▸ **EXERCISE TASK**: Check every line of the entries that follow, and copy the ones containing "grid".

Figure data in JSON:
========

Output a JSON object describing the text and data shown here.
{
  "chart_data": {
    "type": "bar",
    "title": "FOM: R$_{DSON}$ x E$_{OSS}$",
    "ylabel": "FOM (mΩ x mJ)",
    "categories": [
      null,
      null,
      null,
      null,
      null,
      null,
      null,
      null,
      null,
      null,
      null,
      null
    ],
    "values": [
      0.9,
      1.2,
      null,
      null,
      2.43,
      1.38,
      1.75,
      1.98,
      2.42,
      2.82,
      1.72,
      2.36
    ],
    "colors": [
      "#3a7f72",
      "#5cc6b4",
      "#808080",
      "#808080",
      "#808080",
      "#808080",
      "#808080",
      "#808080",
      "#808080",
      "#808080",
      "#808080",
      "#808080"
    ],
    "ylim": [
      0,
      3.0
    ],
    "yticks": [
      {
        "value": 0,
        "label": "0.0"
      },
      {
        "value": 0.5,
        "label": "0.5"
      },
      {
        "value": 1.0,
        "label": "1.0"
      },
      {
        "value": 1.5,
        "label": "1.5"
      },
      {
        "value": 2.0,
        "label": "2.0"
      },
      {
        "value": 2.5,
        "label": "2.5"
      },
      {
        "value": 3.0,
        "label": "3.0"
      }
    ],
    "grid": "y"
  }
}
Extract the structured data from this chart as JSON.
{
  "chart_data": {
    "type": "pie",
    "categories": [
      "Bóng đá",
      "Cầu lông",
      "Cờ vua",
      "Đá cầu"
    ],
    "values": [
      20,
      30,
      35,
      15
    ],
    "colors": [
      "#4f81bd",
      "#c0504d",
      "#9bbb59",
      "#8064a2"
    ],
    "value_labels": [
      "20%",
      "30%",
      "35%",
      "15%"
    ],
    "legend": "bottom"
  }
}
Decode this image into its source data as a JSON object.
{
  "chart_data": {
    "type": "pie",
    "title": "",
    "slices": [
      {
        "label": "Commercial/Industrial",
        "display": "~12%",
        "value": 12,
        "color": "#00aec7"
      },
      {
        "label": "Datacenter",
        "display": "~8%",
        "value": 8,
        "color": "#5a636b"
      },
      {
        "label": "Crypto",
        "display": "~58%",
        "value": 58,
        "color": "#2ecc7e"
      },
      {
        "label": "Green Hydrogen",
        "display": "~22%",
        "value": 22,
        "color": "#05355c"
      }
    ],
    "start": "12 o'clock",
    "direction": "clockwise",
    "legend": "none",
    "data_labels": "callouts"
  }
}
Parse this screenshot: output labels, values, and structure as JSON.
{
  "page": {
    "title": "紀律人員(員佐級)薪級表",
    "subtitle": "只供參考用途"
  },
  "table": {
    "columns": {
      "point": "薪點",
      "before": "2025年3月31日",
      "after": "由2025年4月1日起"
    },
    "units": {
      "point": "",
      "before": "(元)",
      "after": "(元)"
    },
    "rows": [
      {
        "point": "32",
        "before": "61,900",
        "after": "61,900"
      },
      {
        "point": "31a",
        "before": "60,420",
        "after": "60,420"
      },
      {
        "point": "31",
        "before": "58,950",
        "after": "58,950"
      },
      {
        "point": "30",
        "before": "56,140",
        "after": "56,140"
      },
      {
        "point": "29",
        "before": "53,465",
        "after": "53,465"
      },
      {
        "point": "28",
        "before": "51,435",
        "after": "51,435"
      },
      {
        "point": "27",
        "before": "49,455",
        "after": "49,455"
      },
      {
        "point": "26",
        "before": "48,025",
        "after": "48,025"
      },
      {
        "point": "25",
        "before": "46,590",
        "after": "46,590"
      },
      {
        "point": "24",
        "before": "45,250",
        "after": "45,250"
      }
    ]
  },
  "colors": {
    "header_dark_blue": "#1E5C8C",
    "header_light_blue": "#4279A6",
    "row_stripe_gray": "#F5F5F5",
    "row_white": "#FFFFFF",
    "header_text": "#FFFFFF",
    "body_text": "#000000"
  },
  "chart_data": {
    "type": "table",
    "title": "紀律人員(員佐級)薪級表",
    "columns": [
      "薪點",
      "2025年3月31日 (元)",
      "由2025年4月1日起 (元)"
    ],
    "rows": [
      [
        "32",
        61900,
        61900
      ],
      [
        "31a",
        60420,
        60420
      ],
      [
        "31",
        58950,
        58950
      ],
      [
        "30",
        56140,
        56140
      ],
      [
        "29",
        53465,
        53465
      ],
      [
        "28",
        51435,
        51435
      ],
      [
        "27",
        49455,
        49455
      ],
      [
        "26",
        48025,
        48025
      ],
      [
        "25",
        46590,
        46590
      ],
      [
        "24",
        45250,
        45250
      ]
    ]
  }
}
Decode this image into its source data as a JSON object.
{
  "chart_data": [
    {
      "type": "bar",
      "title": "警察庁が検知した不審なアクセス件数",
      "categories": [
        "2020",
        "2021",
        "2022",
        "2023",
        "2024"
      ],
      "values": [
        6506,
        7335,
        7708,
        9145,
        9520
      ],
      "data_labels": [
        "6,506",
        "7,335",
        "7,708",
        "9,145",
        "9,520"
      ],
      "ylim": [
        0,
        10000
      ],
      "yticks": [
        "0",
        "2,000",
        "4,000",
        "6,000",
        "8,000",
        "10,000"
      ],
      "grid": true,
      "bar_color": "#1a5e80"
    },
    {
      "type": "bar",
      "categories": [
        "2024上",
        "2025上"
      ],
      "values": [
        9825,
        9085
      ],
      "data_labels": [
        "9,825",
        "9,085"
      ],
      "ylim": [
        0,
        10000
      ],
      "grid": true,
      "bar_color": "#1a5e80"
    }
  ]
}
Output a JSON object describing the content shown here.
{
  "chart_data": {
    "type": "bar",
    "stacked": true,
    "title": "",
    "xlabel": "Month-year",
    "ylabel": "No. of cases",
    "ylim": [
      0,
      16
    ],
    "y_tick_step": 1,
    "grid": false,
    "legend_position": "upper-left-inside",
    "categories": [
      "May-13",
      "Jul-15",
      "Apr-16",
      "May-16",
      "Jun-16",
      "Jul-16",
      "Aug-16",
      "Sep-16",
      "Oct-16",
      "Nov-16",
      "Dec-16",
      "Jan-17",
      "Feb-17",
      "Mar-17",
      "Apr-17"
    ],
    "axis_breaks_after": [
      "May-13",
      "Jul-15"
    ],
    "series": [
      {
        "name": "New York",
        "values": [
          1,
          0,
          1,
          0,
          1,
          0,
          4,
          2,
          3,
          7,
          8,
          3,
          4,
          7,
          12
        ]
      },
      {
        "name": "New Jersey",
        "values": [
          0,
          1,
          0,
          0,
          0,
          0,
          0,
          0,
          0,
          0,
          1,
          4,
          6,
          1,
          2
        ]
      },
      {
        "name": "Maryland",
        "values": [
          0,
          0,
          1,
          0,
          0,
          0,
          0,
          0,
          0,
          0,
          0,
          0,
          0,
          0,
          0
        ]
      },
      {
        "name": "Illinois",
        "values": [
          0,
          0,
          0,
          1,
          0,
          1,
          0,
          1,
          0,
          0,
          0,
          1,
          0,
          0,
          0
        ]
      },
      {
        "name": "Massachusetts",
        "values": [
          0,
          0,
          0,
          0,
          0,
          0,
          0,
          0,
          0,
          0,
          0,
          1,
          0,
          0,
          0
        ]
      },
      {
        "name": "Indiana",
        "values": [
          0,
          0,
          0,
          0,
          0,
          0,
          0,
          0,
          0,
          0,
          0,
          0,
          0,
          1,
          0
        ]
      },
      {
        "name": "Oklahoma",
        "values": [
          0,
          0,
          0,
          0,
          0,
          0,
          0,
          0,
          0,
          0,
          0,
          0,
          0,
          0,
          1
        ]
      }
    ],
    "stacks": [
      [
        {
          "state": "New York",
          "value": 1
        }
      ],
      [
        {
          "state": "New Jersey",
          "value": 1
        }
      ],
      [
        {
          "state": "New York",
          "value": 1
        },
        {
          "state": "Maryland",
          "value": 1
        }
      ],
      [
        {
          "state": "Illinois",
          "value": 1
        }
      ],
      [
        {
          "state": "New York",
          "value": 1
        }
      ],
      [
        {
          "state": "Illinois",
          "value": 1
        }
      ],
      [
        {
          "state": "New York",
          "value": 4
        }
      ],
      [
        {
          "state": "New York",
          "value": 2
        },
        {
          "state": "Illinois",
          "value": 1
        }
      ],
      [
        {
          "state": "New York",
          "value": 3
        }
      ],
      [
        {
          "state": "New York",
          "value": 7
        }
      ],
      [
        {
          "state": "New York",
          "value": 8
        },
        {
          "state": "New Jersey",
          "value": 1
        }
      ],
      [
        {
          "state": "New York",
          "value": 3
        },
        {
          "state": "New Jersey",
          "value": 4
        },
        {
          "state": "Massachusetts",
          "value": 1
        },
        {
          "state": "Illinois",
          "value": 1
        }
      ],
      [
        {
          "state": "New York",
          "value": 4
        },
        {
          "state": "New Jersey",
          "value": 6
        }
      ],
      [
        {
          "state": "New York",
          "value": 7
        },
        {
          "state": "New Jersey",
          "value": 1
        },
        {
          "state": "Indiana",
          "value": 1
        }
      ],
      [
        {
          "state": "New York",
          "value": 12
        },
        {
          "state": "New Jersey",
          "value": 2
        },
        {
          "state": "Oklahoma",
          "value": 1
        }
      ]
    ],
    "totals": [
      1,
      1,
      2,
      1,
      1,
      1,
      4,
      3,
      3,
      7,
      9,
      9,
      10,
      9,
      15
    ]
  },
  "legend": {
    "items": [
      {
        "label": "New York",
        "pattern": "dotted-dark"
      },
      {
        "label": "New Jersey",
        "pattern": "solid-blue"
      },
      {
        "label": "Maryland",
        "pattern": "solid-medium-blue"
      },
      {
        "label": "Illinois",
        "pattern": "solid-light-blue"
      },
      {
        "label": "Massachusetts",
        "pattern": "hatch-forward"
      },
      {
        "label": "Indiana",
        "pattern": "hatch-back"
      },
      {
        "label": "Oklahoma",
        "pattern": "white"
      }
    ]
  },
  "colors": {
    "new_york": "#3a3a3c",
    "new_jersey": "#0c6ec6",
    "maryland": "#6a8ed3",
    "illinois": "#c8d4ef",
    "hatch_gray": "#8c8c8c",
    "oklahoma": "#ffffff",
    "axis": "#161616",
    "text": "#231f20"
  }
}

========

▸ **RESPONSE**:
    "grid": "y"
      "grid": true,
      "grid": true,
    "grid": false,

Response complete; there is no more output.